Brano da leggere |
:::

Sigifredo Ruspaggiari andò egli stesso “con una scala ad abbattere il fascio che c’era sul campanile di Cogruzzo, frazione di Castelnovo Sotto. Quando il fascio cadde (era di ferro) quasi colpì il prete che stava lì a guardare ma non parlava. A quell’epoca andavo a lavorare a Reggio in bicicletta. Al mattino ero presente in città quando ci fu la manifestazione davanti al carcere di San Tommaso. Venne liberato anche Chiesi, un antifascista di Castelnovo; lo portai a casa io sulla canna della bicicletta”.

Sul numero di agosto del periodico parrocchiale “Voce amica” l’arciprete di Castelnovo Sotto, don Tullio Fontana, che era stato il primo segretario del PPI reggiano, scriveva in un articolo dal titolo Cronaca castelnovese: “Per il cambiamento della cosa pubblica in tutta la Nazione ed anche in Castelnovo Sotto: grandi dimostrazioni di gioia […] i castelnovesi sono stati molto ragionevoli e diciamo veri italiani: hanno accolto l’invito di S.M. il Re e del nuovo Capo del Governo colla disciplina ben nota […]: la vendetta è sempre vendetta ed indica animo molto cattivo”.

POVIGLIO
“Il 26 luglio la gente si radunò in Piazza, esprimendo la propria gioia […]. Nella tarda mattinata giunse il famoso camion di cui abbiamo già letto nella testimonianza dell’Avv. Fornaciari”.

:::

Attività richieste |
1. Rispondi a ciascuna domanda sul brano:
(a) Di quale materiale era fatto il fascio sul campanile di Cogruzzo?
(b) Che titolo aveva l'articolo di don Tullio Fontana su "Voce amica"?
(c) In quale giorno la gente di Poviglio si radunò in Piazza?
2. Prosegui il brano sulle giornate di luglio a Castelnovo Sotto e a Poviglio, riprendendo subito dopo l'ultima frase.
I dati non hanno alcun ruolo in questo lavoro.

:::

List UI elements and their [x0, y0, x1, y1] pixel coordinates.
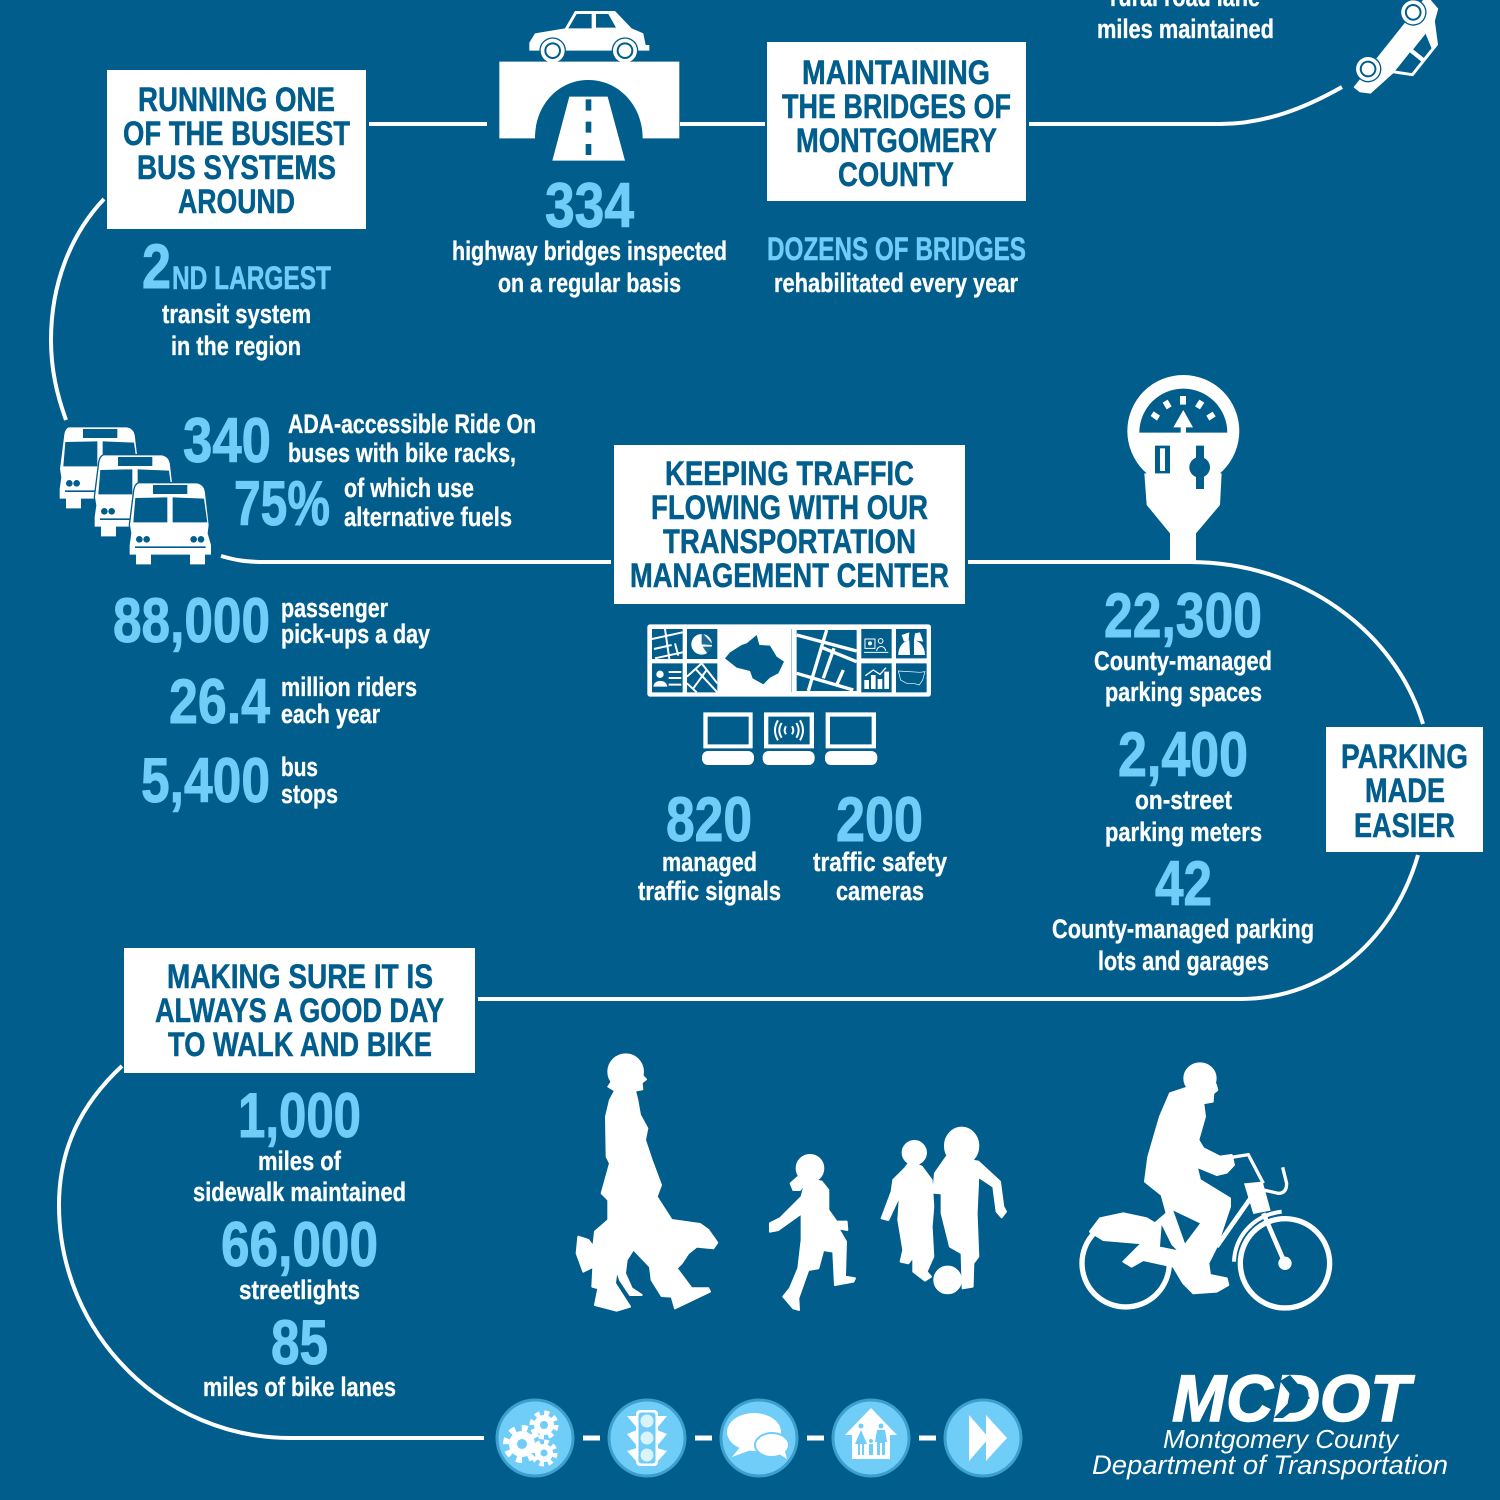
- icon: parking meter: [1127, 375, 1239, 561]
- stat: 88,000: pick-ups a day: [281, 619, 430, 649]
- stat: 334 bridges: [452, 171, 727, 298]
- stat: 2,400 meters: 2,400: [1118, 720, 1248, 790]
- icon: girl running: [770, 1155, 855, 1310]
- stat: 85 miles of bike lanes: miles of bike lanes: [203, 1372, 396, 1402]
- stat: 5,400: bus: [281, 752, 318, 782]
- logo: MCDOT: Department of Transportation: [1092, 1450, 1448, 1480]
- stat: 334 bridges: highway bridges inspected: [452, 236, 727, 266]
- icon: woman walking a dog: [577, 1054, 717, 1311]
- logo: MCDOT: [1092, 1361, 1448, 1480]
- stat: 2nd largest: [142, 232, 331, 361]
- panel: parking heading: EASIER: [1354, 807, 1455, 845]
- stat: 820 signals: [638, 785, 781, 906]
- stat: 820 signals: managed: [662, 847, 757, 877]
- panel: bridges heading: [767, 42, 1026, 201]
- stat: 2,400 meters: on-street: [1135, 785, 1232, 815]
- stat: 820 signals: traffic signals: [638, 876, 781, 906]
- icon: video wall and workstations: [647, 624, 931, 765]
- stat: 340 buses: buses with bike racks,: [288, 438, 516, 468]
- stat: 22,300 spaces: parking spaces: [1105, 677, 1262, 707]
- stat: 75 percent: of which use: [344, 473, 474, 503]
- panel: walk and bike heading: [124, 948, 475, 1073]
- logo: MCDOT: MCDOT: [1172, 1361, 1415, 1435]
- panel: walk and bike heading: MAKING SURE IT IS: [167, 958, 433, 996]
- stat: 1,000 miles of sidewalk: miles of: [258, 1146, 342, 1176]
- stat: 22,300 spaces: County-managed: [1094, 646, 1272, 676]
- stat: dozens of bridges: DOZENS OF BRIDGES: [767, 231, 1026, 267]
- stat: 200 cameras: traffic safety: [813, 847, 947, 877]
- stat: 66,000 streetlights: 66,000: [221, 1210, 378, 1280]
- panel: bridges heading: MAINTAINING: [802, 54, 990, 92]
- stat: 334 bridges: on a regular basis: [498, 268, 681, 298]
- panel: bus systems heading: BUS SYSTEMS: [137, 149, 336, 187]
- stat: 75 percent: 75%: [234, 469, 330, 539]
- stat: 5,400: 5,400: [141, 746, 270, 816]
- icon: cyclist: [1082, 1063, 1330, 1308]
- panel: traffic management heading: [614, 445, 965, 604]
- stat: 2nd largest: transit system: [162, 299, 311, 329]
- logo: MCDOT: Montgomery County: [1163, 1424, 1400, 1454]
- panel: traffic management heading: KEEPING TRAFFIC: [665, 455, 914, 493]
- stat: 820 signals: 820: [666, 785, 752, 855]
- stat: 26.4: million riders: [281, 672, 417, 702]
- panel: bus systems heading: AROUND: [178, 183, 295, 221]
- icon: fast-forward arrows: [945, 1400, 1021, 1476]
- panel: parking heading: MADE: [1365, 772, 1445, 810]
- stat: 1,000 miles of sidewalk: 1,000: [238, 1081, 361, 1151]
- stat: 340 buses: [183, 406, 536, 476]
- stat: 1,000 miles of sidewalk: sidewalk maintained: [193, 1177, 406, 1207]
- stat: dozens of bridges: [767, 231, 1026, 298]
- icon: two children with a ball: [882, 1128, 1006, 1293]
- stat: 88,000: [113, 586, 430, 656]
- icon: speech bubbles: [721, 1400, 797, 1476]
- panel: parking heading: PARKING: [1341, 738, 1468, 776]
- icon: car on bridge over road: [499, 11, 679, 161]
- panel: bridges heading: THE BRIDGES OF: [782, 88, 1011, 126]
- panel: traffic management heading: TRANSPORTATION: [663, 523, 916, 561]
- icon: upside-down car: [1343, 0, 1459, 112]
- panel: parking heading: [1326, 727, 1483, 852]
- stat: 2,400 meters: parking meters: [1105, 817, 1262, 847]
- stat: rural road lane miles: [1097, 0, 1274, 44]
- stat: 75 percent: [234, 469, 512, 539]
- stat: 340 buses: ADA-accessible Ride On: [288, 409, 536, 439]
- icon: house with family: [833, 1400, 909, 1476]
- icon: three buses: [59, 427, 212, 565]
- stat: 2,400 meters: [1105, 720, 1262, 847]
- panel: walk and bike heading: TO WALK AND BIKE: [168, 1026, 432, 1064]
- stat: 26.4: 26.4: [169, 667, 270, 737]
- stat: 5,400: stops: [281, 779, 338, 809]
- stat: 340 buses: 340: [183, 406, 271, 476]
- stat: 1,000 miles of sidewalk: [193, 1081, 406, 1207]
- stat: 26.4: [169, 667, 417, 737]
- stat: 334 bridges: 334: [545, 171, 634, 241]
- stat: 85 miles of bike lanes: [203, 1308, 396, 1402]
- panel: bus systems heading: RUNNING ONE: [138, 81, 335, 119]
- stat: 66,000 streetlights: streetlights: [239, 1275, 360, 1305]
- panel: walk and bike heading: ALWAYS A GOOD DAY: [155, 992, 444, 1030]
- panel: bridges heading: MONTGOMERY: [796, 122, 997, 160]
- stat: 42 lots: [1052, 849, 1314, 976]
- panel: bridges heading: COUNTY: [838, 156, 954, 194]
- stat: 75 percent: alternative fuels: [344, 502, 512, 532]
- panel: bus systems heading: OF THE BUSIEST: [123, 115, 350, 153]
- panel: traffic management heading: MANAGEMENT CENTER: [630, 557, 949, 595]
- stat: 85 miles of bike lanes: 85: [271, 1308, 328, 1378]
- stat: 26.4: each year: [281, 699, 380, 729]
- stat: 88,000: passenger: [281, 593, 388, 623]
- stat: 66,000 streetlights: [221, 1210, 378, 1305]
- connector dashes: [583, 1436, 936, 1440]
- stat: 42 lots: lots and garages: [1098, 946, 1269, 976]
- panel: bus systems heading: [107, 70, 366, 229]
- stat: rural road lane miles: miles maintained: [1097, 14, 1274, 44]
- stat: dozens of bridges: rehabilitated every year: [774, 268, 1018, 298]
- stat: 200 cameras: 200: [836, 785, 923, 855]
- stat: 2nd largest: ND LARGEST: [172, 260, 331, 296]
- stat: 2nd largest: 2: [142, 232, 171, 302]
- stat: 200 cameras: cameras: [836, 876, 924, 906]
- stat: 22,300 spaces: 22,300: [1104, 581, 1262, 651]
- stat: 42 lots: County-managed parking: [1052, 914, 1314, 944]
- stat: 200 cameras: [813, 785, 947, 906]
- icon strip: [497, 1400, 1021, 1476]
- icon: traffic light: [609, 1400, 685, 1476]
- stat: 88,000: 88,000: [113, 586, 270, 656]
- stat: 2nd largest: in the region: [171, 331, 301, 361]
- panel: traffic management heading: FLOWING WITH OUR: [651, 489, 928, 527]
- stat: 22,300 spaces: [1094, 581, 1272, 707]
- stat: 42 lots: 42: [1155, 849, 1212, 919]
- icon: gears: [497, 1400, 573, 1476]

:::

Risposte |
1.
(a) Di ferro.
(b) Cronaca castelnovese.
(c) Il 26 luglio.

2.
E fu proprio il Fornaciari a neutralizzare con un pugno un vecchio squadrista che, pistola in pugno, voleva impedire ai ‘facinorosi’ l’ingresso in Municipio e ad arringare la folla dal balcone mentre sulla piazza, in un bel falò, bruciavano ritratti di Mussolini, fasci di cartone ed altra paccottiglia varia.
A San Sisto furono invasi i locali del dopolavoro e scaraventati dalle finestre quadri ed arredi, risparmiando però i documenti personali dei lavoratori.

GUALTIERI
“A differenza di quel che avveniva in ogni paese vicino, ivi compresa la frazione di Santa Vittoria […] la manifestazione era talmente pacifica che nessuno sembrava darsi da fare per demolire le insegne della dittatura” [] “Sulla piazza la folla commentava rumorosamente le notizie che giungevano dai paesi limitrofi […]. Il suono delle campane della chiesa si spandeva gaio e festante mentre il canonico (mons. Mori) discuteva pacatamente invitando i più spinti alla calma” (Serafino Prati).

GUASTALLA
Fin dalla notte tra il 25 e il 26 luglio si erano sentite per le vie grida di gioia dopo l’annuncio trasmesso dalla radio. Il mattino del 26, alle prime luci del giorno, le manifestazioni si scatenarono in vari punti della città. Alla casa del fascio vennero gettati dalle finestre, nel cortile circondato da portici, emblemi, bandiere, mobili, schedari; nel gran falò che ne seguì, tutti continuarono, nel corso della mattinata, a portare qualcosa da bruciare. Alcune squadre andavano in giro a distruggere i vari emblemi e lapidi fascisti. Ugo Sassi, all’epoca ventitreenne (ma già militante comunista nella clandestinità come James Malaguti, che aveva 19 anni) tenne un improvvisato comizio facendo appello ai giovani perché prendessero in mano le situazione. Maino Malaguti (padre di James) segretario della sezione comunista clandestina durante il ventennio, si incontrò immediatamente con un rappresentante socialista ed un repubblicano per uno scambio di idee sulle prospettive politiche.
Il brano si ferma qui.